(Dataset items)
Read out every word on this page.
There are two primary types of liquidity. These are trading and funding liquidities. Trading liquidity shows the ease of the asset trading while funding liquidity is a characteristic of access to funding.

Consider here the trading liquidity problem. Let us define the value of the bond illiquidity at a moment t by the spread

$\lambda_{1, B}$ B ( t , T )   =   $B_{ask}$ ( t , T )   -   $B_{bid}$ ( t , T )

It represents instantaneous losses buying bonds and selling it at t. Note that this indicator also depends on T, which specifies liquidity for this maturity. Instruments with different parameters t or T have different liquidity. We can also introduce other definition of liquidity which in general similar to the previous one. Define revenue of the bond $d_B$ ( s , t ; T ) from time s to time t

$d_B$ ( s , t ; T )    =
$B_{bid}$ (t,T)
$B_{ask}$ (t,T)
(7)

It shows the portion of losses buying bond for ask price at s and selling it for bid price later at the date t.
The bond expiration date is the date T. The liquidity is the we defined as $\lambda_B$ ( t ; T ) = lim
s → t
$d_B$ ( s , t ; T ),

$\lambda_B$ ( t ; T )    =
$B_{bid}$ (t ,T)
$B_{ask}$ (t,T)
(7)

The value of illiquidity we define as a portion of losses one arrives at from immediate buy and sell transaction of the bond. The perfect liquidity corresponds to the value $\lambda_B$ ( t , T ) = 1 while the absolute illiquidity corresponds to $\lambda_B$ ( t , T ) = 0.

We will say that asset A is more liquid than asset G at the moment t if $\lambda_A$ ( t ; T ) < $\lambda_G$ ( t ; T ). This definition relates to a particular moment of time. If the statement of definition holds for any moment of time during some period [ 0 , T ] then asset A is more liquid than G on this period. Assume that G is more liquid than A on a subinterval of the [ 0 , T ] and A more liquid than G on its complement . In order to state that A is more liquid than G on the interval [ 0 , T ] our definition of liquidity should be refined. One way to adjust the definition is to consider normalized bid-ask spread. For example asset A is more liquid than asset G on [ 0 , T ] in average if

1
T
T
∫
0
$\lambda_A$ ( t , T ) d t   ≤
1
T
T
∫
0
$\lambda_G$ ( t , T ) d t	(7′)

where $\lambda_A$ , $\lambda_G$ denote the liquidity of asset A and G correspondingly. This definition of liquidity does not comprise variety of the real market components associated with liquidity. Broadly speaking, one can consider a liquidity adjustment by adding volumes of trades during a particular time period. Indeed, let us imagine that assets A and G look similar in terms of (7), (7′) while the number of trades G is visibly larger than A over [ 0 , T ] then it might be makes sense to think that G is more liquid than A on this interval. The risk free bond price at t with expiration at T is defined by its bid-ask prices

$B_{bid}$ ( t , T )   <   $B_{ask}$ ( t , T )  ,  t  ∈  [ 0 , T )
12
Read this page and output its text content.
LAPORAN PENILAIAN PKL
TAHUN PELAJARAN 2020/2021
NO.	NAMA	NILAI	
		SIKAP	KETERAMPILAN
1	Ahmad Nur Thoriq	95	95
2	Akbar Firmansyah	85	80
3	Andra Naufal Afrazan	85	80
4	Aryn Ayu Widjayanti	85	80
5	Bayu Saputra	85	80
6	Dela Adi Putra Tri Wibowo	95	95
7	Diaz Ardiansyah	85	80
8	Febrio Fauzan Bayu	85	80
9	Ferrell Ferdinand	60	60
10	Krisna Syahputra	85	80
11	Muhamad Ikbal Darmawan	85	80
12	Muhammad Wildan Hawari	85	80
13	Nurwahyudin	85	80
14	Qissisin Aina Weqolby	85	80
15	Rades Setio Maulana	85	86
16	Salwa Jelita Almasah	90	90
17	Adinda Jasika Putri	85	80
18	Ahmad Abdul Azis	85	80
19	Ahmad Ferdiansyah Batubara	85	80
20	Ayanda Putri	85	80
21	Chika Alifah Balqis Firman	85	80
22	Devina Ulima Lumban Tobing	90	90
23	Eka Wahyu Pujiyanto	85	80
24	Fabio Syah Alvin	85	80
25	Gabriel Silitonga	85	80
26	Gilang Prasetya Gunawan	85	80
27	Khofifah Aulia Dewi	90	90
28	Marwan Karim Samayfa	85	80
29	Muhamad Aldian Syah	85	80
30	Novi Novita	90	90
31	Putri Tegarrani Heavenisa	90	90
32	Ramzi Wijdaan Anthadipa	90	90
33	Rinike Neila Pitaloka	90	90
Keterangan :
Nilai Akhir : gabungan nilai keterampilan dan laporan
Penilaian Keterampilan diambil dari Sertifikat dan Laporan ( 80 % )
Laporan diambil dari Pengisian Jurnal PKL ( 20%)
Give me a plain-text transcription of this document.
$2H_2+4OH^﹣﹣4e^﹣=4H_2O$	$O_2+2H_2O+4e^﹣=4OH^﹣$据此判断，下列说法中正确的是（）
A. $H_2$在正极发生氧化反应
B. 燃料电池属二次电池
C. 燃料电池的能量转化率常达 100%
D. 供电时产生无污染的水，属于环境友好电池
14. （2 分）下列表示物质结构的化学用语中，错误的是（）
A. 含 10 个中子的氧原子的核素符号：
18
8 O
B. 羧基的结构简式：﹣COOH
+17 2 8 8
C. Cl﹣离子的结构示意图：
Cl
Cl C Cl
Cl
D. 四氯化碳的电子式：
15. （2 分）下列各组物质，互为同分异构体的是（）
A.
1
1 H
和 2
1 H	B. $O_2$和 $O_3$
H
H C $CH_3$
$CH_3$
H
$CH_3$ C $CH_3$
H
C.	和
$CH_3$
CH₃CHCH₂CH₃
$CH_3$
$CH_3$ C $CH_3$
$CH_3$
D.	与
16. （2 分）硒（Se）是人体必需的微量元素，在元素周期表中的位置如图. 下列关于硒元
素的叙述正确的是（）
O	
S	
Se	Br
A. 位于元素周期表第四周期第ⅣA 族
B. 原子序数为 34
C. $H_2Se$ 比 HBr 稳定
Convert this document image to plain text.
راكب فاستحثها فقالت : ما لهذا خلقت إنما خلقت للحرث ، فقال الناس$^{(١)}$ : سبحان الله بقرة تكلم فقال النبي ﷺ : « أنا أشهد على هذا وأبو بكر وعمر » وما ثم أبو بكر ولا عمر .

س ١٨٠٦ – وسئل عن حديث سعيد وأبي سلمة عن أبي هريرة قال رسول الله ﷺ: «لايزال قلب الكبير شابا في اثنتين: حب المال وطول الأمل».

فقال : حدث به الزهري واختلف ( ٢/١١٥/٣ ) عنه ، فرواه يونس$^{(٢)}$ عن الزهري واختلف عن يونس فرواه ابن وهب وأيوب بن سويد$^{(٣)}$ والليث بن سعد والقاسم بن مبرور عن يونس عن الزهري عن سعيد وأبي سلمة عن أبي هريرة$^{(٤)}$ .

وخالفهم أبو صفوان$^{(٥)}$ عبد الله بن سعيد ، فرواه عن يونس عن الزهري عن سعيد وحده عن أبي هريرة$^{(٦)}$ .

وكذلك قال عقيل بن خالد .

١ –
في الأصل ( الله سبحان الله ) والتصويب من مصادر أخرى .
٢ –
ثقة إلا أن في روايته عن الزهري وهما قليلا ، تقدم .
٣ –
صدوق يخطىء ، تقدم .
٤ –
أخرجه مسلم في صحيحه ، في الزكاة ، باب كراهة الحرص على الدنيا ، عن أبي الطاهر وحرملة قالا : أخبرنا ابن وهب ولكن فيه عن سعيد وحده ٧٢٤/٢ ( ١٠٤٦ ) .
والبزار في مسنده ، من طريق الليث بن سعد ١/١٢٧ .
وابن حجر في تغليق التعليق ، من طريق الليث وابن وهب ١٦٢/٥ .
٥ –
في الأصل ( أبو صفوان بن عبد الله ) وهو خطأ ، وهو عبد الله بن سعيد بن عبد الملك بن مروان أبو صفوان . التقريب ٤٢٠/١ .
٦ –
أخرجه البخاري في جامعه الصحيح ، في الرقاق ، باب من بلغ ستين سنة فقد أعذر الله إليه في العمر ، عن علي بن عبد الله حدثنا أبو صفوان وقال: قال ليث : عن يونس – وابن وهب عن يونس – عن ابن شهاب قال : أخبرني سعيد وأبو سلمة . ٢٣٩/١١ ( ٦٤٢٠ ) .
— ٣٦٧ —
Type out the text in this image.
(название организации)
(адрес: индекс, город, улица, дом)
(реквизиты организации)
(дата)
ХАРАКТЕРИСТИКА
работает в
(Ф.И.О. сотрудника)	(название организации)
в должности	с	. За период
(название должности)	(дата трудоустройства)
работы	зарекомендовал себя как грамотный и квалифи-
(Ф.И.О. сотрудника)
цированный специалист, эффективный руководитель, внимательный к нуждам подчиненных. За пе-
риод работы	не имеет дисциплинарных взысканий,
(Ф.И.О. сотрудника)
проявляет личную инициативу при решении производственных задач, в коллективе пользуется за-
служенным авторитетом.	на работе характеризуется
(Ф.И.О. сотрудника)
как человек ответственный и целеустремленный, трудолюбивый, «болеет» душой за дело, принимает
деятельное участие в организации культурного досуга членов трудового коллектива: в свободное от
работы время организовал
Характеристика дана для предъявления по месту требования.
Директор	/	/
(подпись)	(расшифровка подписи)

What is being asked>
Tally the lines above that contain the word "similar", and reply with only the number.

Output for this task>
2